Set exercise >>
Reproduce the records below exactly, leaving out any pictures.

-------

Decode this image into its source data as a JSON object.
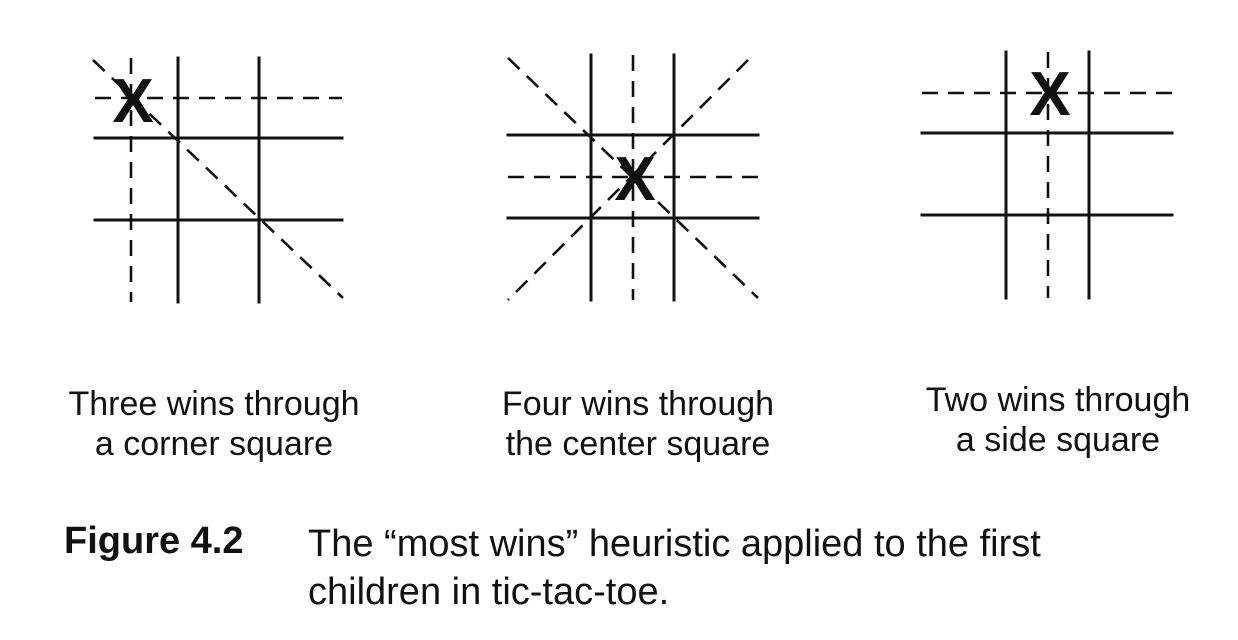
{
  "panels": [
    {
      "id": "corner",
      "mark": "X",
      "caption_line1": "Three wins through",
      "caption_line2": "a corner square"
    },
    {
      "id": "center",
      "mark": "X",
      "caption_line1": "Four wins through",
      "caption_line2": "the center square"
    },
    {
      "id": "side",
      "mark": "X",
      "caption_line1": "Two wins through",
      "caption_line2": "a side square"
    }
  ],
  "figure": {
    "label": "Figure 4.2",
    "caption_line1": "The “most wins” heuristic applied to the first",
    "caption_line2": "children in tic-tac-toe."
  }
}
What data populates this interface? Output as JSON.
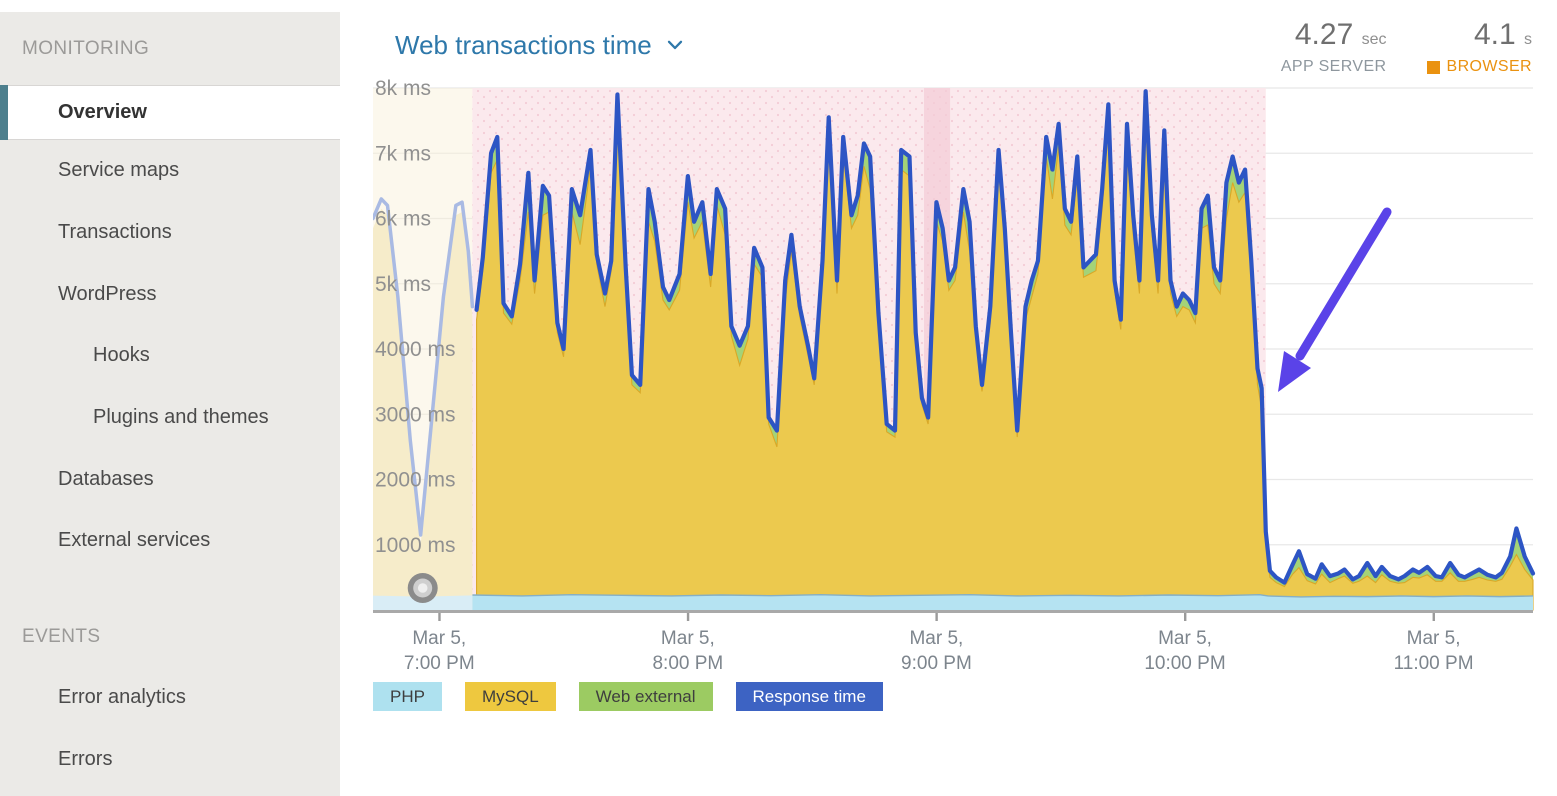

-------

Exercise response >>
Decode this image into its source data as a JSON object.
{
  "panels": [
    {
      "id": "corner",
      "mark": "X",
      "caption_line1": "Three wins through",
      "caption_line2": "a corner square"
    },
    {
      "id": "center",
      "mark": "X",
      "caption_line1": "Four wins through",
      "caption_line2": "the center square"
    },
    {
      "id": "side",
      "mark": "X",
      "caption_line1": "Two wins through",
      "caption_line2": "a side square"
    }
  ],
  "figure": {
    "label": "Figure 4.2",
    "caption_line1": "The “most wins” heuristic applied to the first",
    "caption_line2": "children in tic-tac-toe."
  }
}
What data populates this interface? Output as JSON.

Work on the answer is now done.